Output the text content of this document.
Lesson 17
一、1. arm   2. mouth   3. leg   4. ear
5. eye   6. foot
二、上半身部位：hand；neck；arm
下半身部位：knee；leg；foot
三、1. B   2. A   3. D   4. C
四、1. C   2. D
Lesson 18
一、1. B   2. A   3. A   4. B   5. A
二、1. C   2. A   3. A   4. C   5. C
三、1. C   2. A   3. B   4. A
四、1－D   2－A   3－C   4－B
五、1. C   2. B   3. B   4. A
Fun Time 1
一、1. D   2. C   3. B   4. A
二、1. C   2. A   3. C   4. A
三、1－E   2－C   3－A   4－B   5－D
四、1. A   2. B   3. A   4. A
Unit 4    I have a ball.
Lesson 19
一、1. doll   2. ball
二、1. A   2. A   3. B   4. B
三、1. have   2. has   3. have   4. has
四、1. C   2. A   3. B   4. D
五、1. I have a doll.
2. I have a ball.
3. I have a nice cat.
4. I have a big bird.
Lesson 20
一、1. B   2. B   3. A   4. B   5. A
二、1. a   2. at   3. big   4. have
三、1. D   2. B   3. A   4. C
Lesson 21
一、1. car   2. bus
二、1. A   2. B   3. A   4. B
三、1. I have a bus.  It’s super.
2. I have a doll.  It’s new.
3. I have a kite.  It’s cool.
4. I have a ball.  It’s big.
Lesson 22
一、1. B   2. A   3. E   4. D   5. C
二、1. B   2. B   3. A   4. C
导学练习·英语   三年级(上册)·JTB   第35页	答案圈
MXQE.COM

--------

_PROBLEM DETAILS_. Collect every line from the records above that contains the word "doll".

_EXERCISE ANSWER_.
一、1. doll   2. ball
五、1. I have a doll.
2. I have a doll.  It’s new.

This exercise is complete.